[Stored dataset items]
• • • •

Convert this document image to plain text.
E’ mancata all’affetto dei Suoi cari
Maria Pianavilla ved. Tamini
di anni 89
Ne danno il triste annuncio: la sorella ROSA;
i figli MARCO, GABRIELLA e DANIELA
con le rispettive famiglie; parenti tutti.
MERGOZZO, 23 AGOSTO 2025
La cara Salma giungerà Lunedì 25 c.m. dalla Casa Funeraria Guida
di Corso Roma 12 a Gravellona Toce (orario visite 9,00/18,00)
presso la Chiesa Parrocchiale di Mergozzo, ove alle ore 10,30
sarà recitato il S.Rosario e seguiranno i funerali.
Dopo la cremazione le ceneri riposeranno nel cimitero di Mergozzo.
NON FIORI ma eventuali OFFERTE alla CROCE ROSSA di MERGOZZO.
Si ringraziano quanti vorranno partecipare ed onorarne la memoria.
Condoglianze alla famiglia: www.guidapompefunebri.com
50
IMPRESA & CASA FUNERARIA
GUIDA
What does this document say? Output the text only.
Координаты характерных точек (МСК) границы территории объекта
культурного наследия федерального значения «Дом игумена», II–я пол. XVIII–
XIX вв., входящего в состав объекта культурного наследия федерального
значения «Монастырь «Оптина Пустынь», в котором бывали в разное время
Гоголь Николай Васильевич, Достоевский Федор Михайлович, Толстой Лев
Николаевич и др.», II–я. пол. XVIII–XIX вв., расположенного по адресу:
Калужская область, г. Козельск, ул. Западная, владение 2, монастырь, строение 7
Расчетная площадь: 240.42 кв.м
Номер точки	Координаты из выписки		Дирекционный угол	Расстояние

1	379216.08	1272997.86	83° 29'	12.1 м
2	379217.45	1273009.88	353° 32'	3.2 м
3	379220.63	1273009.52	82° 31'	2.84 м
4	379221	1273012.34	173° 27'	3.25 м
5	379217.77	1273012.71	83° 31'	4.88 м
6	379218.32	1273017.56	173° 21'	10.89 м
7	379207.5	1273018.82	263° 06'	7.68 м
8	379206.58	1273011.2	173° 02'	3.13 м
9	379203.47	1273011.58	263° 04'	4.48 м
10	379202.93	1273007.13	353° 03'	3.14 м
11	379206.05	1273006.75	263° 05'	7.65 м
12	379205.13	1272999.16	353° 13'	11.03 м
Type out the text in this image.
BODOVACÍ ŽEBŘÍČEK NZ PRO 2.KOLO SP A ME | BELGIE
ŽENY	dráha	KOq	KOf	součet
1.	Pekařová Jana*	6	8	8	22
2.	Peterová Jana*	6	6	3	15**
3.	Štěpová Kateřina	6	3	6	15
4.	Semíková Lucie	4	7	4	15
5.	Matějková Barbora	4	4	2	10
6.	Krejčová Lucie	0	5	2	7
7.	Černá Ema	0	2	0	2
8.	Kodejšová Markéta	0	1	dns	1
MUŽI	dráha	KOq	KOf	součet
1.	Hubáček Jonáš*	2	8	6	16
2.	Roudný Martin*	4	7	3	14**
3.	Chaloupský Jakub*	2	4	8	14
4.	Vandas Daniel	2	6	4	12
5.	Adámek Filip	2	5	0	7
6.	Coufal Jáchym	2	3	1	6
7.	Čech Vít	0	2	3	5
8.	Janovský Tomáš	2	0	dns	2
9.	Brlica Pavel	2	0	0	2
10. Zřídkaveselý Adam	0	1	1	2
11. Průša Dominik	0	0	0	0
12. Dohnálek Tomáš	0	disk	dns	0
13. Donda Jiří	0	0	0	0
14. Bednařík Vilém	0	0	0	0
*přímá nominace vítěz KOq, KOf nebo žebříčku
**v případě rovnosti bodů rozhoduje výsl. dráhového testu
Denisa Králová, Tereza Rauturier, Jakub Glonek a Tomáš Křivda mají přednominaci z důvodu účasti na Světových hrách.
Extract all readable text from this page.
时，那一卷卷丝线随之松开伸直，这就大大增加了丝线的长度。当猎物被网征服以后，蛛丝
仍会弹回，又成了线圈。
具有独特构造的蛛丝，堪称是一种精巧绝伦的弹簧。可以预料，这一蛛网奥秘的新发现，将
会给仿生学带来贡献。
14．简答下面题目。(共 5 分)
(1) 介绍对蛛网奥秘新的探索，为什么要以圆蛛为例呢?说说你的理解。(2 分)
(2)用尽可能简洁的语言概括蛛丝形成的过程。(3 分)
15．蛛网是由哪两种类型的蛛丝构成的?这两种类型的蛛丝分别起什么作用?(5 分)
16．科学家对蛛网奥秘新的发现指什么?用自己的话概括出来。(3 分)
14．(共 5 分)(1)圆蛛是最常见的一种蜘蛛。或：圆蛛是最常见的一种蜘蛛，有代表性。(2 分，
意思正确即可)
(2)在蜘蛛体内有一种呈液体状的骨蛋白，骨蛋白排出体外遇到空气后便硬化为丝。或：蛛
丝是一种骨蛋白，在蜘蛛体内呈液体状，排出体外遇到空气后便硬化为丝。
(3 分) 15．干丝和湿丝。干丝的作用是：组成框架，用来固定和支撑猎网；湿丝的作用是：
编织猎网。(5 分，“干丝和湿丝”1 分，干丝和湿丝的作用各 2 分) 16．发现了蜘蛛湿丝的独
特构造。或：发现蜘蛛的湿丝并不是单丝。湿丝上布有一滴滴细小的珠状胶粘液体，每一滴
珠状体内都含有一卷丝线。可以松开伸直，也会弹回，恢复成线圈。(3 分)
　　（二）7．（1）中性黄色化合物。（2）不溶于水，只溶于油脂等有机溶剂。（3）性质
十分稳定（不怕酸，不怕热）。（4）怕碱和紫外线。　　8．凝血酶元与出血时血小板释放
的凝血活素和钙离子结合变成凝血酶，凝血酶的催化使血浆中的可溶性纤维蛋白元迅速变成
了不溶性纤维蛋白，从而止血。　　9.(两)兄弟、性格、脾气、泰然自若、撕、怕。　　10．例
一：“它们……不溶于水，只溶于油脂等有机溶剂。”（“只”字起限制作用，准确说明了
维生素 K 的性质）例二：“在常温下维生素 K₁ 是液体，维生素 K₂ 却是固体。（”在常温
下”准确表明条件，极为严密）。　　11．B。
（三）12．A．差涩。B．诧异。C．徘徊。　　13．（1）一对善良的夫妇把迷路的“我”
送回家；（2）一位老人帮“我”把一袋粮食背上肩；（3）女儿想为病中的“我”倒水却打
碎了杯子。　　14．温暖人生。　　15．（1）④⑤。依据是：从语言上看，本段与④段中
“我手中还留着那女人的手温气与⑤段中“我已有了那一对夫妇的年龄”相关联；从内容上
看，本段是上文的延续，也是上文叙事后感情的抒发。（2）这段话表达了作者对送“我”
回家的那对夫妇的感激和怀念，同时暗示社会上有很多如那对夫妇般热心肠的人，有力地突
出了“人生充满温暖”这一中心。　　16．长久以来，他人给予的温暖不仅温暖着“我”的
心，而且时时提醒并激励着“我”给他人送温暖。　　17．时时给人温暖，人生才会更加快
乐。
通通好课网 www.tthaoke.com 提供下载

• • • •

■ YOUR INSTRUCTIONS ■
Find all lines with "федерального" in them and copy each one.

■ RESPONSE FOR THIS EXERCISE ■
культурного наследия федерального значения «Дом игумена», II–я пол. XVIII–
XIX вв., входящего в состав объекта культурного наследия федерального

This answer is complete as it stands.